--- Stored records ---

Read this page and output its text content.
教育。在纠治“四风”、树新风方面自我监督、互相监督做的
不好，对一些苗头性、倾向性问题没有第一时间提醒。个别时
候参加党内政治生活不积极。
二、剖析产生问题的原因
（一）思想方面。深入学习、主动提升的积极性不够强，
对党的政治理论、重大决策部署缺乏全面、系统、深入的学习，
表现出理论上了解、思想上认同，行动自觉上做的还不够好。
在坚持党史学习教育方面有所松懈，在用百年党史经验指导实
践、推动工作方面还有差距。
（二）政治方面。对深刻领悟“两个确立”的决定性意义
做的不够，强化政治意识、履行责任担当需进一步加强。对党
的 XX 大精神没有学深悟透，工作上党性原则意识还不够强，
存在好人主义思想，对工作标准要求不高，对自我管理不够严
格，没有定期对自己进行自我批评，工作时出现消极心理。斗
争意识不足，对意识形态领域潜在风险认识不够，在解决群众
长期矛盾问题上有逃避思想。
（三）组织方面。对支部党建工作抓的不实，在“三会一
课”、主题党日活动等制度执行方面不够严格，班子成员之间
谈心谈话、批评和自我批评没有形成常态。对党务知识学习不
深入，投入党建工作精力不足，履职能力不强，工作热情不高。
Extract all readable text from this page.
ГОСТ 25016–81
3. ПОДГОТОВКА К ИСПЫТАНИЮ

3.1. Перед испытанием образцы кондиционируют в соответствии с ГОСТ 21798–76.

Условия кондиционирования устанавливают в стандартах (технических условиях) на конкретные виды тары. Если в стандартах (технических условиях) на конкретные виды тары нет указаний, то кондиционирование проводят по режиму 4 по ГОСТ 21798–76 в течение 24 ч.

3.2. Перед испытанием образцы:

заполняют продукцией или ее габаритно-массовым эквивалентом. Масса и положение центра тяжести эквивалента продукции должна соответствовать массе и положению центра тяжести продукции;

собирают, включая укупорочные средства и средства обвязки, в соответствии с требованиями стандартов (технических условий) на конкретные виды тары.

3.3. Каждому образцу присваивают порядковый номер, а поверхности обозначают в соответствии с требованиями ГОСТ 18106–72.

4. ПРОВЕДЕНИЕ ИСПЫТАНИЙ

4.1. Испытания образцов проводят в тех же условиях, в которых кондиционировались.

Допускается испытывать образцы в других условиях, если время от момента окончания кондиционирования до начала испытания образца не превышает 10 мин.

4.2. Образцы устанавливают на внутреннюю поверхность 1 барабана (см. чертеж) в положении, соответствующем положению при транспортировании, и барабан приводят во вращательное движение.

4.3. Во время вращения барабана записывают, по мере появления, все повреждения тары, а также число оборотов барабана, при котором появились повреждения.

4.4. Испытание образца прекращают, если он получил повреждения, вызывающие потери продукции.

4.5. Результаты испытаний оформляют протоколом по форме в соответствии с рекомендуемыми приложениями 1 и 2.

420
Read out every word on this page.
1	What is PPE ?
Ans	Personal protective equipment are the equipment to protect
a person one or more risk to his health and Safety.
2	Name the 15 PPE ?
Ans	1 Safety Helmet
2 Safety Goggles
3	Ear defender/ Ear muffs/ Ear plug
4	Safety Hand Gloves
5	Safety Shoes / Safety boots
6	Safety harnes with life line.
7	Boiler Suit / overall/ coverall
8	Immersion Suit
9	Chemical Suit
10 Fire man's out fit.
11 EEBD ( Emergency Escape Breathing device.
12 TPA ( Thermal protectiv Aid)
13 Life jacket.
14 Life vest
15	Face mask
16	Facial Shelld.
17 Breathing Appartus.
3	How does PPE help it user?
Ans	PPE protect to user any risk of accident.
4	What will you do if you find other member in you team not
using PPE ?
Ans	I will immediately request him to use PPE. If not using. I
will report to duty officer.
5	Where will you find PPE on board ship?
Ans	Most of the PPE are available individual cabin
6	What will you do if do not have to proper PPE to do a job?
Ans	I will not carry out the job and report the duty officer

--- SHORT EXERCISE ---
Write out all records exactly, keeping every detail.

--- FINAL RESULT ---
Read this page and output its text content.
教育。在纠治“四风”、树新风方面自我监督、互相监督做的
不好，对一些苗头性、倾向性问题没有第一时间提醒。个别时
候参加党内政治生活不积极。
二、剖析产生问题的原因
（一）思想方面。深入学习、主动提升的积极性不够强，
对党的政治理论、重大决策部署缺乏全面、系统、深入的学习，
表现出理论上了解、思想上认同，行动自觉上做的还不够好。
在坚持党史学习教育方面有所松懈，在用百年党史经验指导实
践、推动工作方面还有差距。
（二）政治方面。对深刻领悟“两个确立”的决定性意义
做的不够，强化政治意识、履行责任担当需进一步加强。对党
的 XX 大精神没有学深悟透，工作上党性原则意识还不够强，
存在好人主义思想，对工作标准要求不高，对自我管理不够严
格，没有定期对自己进行自我批评，工作时出现消极心理。斗
争意识不足，对意识形态领域潜在风险认识不够，在解决群众
长期矛盾问题上有逃避思想。
（三）组织方面。对支部党建工作抓的不实，在“三会一
课”、主题党日活动等制度执行方面不够严格，班子成员之间
谈心谈话、批评和自我批评没有形成常态。对党务知识学习不
深入，投入党建工作精力不足，履职能力不强，工作热情不高。
Extract all readable text from this page.
ГОСТ 25016–81
3. ПОДГОТОВКА К ИСПЫТАНИЮ

3.1. Перед испытанием образцы кондиционируют в соответствии с ГОСТ 21798–76.

Условия кондиционирования устанавливают в стандартах (технических условиях) на конкретные виды тары. Если в стандартах (технических условиях) на конкретные виды тары нет указаний, то кондиционирование проводят по режиму 4 по ГОСТ 21798–76 в течение 24 ч.

3.2. Перед испытанием образцы:

заполняют продукцией или ее габаритно-массовым эквивалентом. Масса и положение центра тяжести эквивалента продукции должна соответствовать массе и положению центра тяжести продукции;

собирают, включая укупорочные средства и средства обвязки, в соответствии с требованиями стандартов (технических условий) на конкретные виды тары.

3.3. Каждому образцу присваивают порядковый номер, а поверхности обозначают в соответствии с требованиями ГОСТ 18106–72.

4. ПРОВЕДЕНИЕ ИСПЫТАНИЙ

4.1. Испытания образцов проводят в тех же условиях, в которых кондиционировались.

Допускается испытывать образцы в других условиях, если время от момента окончания кондиционирования до начала испытания образца не превышает 10 мин.

4.2. Образцы устанавливают на внутреннюю поверхность 1 барабана (см. чертеж) в положении, соответствующем положению при транспортировании, и барабан приводят во вращательное движение.

4.3. Во время вращения барабана записывают, по мере появления, все повреждения тары, а также число оборотов барабана, при котором появились повреждения.

4.4. Испытание образца прекращают, если он получил повреждения, вызывающие потери продукции.

4.5. Результаты испытаний оформляют протоколом по форме в соответствии с рекомендуемыми приложениями 1 и 2.

420
Read out every word on this page.
1	What is PPE ?
Ans	Personal protective equipment are the equipment to protect
a person one or more risk to his health and Safety.
2	Name the 15 PPE ?
Ans	1 Safety Helmet
2 Safety Goggles
3	Ear defender/ Ear muffs/ Ear plug
4	Safety Hand Gloves
5	Safety Shoes / Safety boots
6	Safety harnes with life line.
7	Boiler Suit / overall/ coverall
8	Immersion Suit
9	Chemical Suit
10 Fire man's out fit.
11 EEBD ( Emergency Escape Breathing device.
12 TPA ( Thermal protectiv Aid)
13 Life jacket.
14 Life vest
15	Face mask
16	Facial Shelld.
17 Breathing Appartus.
3	How does PPE help it user?
Ans	PPE protect to user any risk of accident.
4	What will you do if you find other member in you team not
using PPE ?
Ans	I will immediately request him to use PPE. If not using. I
will report to duty officer.
5	Where will you find PPE on board ship?
Ans	Most of the PPE are available individual cabin
6	What will you do if do not have to proper PPE to do a job?
Ans	I will not carry out the job and report the duty officer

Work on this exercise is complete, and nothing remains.